TASK OBJECTIVE – Write out all of the data without omission, exactly as shown.

Some records –
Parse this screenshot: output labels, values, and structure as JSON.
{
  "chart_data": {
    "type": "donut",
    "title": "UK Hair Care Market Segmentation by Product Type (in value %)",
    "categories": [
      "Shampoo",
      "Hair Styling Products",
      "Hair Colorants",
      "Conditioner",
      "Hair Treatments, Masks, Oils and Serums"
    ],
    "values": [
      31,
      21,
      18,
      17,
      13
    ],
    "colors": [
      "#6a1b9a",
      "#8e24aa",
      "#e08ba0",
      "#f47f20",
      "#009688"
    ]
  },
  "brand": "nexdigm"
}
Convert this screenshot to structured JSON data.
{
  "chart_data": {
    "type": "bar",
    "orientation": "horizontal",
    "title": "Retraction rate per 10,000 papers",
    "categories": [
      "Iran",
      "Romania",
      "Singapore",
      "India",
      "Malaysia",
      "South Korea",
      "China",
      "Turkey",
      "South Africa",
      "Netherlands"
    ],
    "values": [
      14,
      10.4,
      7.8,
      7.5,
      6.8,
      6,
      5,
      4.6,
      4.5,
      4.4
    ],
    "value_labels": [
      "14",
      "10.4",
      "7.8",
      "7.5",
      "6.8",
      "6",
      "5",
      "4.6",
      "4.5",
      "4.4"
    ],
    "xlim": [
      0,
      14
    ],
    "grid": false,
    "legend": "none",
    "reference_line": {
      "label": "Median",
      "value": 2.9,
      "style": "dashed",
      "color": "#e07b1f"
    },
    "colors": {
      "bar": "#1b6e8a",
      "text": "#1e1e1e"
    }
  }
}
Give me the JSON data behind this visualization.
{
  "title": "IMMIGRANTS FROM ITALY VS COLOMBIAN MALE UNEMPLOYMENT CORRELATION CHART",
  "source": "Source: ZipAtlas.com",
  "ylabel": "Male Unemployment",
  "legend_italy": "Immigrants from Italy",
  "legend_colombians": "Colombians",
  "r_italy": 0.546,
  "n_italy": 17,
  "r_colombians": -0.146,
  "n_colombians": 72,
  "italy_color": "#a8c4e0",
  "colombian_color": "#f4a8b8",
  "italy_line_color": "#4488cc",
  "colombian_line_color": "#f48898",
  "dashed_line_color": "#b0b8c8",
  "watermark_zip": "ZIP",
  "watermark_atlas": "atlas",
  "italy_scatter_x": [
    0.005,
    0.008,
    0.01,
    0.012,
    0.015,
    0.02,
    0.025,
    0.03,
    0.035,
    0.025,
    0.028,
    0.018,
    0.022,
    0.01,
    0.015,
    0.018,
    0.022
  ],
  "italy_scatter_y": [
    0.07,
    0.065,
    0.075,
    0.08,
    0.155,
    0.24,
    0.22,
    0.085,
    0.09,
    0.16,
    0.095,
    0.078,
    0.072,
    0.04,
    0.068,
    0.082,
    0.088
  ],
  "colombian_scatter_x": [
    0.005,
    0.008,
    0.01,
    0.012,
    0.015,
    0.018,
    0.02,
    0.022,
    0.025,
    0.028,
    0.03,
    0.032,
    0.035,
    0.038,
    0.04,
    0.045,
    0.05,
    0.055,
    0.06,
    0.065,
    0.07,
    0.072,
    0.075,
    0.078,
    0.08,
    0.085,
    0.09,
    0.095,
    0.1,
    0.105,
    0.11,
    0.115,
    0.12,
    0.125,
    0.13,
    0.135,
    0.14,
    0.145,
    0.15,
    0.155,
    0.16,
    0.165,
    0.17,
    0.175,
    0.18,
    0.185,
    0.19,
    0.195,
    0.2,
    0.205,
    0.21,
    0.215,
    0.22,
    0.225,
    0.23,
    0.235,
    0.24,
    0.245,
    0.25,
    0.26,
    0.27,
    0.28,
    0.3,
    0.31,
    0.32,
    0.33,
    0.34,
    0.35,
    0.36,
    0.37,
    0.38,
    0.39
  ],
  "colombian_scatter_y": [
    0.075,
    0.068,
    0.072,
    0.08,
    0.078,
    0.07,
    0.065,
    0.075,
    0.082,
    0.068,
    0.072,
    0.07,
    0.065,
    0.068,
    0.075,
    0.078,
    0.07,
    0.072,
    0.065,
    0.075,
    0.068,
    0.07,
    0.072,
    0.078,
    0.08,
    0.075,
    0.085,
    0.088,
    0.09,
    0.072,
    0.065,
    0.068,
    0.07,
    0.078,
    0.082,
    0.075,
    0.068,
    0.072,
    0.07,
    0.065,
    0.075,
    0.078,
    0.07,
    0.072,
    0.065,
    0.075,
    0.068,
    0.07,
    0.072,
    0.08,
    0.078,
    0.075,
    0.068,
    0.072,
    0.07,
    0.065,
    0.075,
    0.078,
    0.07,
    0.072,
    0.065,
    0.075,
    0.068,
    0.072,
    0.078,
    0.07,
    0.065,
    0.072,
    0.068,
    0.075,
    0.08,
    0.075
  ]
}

TASK ANSWER –
Parse this screenshot: output labels, values, and structure as JSON.
{
  "chart_data": {
    "type": "donut",
    "title": "UK Hair Care Market Segmentation by Product Type (in value %)",
    "categories": [
      "Shampoo",
      "Hair Styling Products",
      "Hair Colorants",
      "Conditioner",
      "Hair Treatments, Masks, Oils and Serums"
    ],
    "values": [
      31,
      21,
      18,
      17,
      13
    ],
    "colors": [
      "#6a1b9a",
      "#8e24aa",
      "#e08ba0",
      "#f47f20",
      "#009688"
    ]
  },
  "brand": "nexdigm"
}
Convert this screenshot to structured JSON data.
{
  "chart_data": {
    "type": "bar",
    "orientation": "horizontal",
    "title": "Retraction rate per 10,000 papers",
    "categories": [
      "Iran",
      "Romania",
      "Singapore",
      "India",
      "Malaysia",
      "South Korea",
      "China",
      "Turkey",
      "South Africa",
      "Netherlands"
    ],
    "values": [
      14,
      10.4,
      7.8,
      7.5,
      6.8,
      6,
      5,
      4.6,
      4.5,
      4.4
    ],
    "value_labels": [
      "14",
      "10.4",
      "7.8",
      "7.5",
      "6.8",
      "6",
      "5",
      "4.6",
      "4.5",
      "4.4"
    ],
    "xlim": [
      0,
      14
    ],
    "grid": false,
    "legend": "none",
    "reference_line": {
      "label": "Median",
      "value": 2.9,
      "style": "dashed",
      "color": "#e07b1f"
    },
    "colors": {
      "bar": "#1b6e8a",
      "text": "#1e1e1e"
    }
  }
}
Give me the JSON data behind this visualization.
{
  "title": "IMMIGRANTS FROM ITALY VS COLOMBIAN MALE UNEMPLOYMENT CORRELATION CHART",
  "source": "Source: ZipAtlas.com",
  "ylabel": "Male Unemployment",
  "legend_italy": "Immigrants from Italy",
  "legend_colombians": "Colombians",
  "r_italy": 0.546,
  "n_italy": 17,
  "r_colombians": -0.146,
  "n_colombians": 72,
  "italy_color": "#a8c4e0",
  "colombian_color": "#f4a8b8",
  "italy_line_color": "#4488cc",
  "colombian_line_color": "#f48898",
  "dashed_line_color": "#b0b8c8",
  "watermark_zip": "ZIP",
  "watermark_atlas": "atlas",
  "italy_scatter_x": [
    0.005,
    0.008,
    0.01,
    0.012,
    0.015,
    0.02,
    0.025,
    0.03,
    0.035,
    0.025,
    0.028,
    0.018,
    0.022,
    0.01,
    0.015,
    0.018,
    0.022
  ],
  "italy_scatter_y": [
    0.07,
    0.065,
    0.075,
    0.08,
    0.155,
    0.24,
    0.22,
    0.085,
    0.09,
    0.16,
    0.095,
    0.078,
    0.072,
    0.04,
    0.068,
    0.082,
    0.088
  ],
  "colombian_scatter_x": [
    0.005,
    0.008,
    0.01,
    0.012,
    0.015,
    0.018,
    0.02,
    0.022,
    0.025,
    0.028,
    0.03,
    0.032,
    0.035,
    0.038,
    0.04,
    0.045,
    0.05,
    0.055,
    0.06,
    0.065,
    0.07,
    0.072,
    0.075,
    0.078,
    0.08,
    0.085,
    0.09,
    0.095,
    0.1,
    0.105,
    0.11,
    0.115,
    0.12,
    0.125,
    0.13,
    0.135,
    0.14,
    0.145,
    0.15,
    0.155,
    0.16,
    0.165,
    0.17,
    0.175,
    0.18,
    0.185,
    0.19,
    0.195,
    0.2,
    0.205,
    0.21,
    0.215,
    0.22,
    0.225,
    0.23,
    0.235,
    0.24,
    0.245,
    0.25,
    0.26,
    0.27,
    0.28,
    0.3,
    0.31,
    0.32,
    0.33,
    0.34,
    0.35,
    0.36,
    0.37,
    0.38,
    0.39
  ],
  "colombian_scatter_y": [
    0.075,
    0.068,
    0.072,
    0.08,
    0.078,
    0.07,
    0.065,
    0.075,
    0.082,
    0.068,
    0.072,
    0.07,
    0.065,
    0.068,
    0.075,
    0.078,
    0.07,
    0.072,
    0.065,
    0.075,
    0.068,
    0.07,
    0.072,
    0.078,
    0.08,
    0.075,
    0.085,
    0.088,
    0.09,
    0.072,
    0.065,
    0.068,
    0.07,
    0.078,
    0.082,
    0.075,
    0.068,
    0.072,
    0.07,
    0.065,
    0.075,
    0.078,
    0.07,
    0.072,
    0.065,
    0.075,
    0.068,
    0.07,
    0.072,
    0.08,
    0.078,
    0.075,
    0.068,
    0.072,
    0.07,
    0.065,
    0.075,
    0.078,
    0.07,
    0.072,
    0.065,
    0.075,
    0.068,
    0.072,
    0.078,
    0.07,
    0.065,
    0.072,
    0.068,
    0.075,
    0.08,
    0.075
  ]
}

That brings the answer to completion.